[Extracted records]
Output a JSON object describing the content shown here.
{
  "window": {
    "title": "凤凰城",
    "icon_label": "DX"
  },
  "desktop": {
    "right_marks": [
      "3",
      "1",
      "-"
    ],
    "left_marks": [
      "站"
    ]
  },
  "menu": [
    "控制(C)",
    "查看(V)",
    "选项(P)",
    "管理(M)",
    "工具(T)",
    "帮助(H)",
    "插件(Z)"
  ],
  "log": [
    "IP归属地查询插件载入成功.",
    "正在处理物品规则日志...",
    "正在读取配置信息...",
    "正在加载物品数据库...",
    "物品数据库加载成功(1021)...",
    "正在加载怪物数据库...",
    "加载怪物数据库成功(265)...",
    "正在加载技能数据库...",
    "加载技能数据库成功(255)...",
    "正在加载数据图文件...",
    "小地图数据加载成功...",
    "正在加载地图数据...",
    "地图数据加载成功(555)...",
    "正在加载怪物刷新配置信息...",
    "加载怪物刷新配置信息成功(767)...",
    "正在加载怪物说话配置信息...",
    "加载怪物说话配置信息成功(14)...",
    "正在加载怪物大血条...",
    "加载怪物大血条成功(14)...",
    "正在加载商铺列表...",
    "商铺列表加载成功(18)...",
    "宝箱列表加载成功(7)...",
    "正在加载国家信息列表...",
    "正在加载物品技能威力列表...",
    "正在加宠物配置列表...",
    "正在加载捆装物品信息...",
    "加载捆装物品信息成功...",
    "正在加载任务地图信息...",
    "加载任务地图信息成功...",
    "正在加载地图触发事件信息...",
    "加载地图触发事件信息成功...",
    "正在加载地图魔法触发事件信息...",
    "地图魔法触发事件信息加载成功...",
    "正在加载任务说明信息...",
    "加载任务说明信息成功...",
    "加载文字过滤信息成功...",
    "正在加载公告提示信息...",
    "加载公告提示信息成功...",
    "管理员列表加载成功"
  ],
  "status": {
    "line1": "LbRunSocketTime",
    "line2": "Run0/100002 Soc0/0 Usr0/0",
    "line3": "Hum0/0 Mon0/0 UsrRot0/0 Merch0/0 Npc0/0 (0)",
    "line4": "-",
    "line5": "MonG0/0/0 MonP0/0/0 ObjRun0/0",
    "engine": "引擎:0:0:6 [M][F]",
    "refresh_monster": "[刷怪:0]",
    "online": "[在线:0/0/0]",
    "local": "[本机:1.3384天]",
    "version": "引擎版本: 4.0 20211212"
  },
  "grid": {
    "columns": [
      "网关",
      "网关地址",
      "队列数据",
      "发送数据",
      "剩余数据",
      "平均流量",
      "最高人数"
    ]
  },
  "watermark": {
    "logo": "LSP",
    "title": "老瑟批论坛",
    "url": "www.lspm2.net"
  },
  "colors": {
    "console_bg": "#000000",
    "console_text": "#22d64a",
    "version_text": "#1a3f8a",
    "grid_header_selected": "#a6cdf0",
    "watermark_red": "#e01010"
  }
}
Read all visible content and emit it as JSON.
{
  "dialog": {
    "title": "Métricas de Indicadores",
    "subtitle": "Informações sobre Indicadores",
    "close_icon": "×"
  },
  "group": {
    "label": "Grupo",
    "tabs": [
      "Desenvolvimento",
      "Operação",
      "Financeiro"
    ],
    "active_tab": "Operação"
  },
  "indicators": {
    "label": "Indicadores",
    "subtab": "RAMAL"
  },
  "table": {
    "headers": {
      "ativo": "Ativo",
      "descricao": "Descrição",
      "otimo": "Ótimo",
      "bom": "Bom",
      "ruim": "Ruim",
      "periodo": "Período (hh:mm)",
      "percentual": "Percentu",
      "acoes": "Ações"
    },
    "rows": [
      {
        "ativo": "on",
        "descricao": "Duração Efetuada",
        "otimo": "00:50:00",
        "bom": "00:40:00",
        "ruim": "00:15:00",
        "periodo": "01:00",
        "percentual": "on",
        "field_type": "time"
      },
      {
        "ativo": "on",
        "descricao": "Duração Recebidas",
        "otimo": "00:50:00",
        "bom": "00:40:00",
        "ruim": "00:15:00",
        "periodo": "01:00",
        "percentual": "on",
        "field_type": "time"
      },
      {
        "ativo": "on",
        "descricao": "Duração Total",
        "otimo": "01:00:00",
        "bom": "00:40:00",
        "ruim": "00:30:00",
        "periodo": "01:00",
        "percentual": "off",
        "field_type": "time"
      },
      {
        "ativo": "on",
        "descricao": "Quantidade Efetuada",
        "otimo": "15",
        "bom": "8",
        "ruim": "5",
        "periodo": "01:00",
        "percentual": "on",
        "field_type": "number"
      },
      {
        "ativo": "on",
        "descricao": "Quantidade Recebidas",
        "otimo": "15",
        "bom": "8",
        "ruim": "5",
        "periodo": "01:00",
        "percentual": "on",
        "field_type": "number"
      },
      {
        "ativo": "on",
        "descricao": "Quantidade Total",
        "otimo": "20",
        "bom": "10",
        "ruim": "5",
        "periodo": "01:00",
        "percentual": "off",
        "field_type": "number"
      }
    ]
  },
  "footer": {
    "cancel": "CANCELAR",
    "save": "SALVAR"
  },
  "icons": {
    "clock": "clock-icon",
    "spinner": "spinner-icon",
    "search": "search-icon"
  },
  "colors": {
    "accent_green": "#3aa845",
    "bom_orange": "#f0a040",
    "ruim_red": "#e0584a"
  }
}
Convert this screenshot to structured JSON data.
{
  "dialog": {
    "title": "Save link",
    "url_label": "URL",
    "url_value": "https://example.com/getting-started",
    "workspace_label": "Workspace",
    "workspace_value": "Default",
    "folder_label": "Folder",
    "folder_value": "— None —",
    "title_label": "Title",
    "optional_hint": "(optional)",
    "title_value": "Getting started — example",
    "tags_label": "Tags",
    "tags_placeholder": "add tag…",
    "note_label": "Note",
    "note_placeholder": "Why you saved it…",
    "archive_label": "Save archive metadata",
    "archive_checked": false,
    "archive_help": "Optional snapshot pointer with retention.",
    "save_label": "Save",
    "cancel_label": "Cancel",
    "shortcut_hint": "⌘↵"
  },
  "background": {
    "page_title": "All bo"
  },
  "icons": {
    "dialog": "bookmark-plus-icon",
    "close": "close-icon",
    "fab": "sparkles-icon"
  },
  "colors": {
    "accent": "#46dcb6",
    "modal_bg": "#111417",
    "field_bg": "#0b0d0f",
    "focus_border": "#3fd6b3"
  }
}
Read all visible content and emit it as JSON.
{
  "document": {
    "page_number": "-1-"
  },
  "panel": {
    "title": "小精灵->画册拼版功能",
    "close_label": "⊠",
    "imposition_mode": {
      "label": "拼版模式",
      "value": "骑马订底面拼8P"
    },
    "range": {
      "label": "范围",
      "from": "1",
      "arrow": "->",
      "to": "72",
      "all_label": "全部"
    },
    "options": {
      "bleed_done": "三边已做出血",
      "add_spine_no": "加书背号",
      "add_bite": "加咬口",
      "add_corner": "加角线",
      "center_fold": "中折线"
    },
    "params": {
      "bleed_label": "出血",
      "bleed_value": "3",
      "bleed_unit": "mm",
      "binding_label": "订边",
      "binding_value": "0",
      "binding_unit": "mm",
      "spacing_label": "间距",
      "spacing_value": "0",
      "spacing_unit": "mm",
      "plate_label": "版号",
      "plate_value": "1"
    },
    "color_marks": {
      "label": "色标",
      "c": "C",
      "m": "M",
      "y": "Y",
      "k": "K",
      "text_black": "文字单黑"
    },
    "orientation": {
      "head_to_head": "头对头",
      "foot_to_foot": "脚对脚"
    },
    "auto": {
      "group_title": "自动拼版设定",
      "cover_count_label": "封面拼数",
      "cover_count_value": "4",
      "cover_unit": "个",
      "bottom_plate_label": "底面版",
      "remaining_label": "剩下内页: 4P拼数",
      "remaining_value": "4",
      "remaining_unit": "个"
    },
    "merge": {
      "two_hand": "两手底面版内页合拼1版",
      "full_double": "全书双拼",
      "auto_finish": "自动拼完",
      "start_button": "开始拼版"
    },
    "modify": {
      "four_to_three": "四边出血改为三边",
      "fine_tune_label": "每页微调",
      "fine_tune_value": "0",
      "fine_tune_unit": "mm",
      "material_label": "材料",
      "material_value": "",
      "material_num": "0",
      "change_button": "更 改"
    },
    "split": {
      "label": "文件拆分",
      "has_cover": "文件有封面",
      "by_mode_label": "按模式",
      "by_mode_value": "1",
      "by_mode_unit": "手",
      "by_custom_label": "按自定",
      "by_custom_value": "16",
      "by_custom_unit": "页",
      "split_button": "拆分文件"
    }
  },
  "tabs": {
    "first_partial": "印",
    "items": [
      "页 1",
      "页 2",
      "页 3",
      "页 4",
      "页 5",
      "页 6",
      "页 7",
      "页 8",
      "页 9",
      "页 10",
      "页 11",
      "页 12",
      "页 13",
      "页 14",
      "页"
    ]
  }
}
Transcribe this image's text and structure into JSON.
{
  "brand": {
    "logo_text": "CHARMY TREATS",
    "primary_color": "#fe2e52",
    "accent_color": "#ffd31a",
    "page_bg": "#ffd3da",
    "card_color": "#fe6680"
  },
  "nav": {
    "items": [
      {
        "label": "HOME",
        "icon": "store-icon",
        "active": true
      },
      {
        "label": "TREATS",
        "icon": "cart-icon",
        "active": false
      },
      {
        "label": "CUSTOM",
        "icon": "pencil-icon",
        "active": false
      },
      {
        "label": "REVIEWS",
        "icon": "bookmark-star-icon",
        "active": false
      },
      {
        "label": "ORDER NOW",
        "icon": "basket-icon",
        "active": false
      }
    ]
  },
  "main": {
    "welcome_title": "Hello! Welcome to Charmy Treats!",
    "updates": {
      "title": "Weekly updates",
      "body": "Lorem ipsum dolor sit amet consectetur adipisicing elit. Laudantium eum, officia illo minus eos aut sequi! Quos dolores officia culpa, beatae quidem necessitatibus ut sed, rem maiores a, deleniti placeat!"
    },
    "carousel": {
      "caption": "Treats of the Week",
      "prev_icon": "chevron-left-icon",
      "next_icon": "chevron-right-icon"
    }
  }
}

Directions for this task
Filter the records, keeping only lines that contain "Total", and show those lines.

Solution to this exercise
        "descricao": "Duração Total",
        "descricao": "Quantidade Total",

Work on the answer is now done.